**Given instruction:**
Reproduce only the lines that run from the line with "What does this" to the last line of the material, both ends included, exactly as they appear.

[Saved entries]
========================================================================
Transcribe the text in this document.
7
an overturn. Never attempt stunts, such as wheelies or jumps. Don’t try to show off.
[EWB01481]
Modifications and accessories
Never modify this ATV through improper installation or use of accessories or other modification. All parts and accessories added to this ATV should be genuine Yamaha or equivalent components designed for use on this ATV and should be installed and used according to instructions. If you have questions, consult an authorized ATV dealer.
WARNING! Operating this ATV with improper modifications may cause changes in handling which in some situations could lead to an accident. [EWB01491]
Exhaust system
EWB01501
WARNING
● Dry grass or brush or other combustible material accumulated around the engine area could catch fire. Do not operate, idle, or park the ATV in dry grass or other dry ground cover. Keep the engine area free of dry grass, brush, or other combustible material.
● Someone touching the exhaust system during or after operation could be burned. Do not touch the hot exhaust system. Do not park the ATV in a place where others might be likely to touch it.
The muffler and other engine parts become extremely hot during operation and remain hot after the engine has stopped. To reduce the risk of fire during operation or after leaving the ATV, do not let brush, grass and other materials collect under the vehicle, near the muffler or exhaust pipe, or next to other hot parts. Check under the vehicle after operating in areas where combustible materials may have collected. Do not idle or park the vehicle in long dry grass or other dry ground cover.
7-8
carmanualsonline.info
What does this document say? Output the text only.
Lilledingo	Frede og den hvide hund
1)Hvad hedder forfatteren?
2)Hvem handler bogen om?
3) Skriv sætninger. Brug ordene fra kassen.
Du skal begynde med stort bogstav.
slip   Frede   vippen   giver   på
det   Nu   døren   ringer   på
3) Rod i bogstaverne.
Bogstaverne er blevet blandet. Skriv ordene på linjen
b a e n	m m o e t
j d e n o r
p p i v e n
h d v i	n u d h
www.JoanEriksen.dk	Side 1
========================================================================
**Response:**
What does this document say? Output the text only.
Lilledingo	Frede og den hvide hund
1)Hvad hedder forfatteren?
2)Hvem handler bogen om?
3) Skriv sætninger. Brug ordene fra kassen.
Du skal begynde med stort bogstav.
slip   Frede   vippen   giver   på
det   Nu   døren   ringer   på
3) Rod i bogstaverne.
Bogstaverne er blevet blandet. Skriv ordene på linjen
b a e n	m m o e t
j d e n o r
p p i v e n
h d v i	n u d h
www.JoanEriksen.dk	Side 1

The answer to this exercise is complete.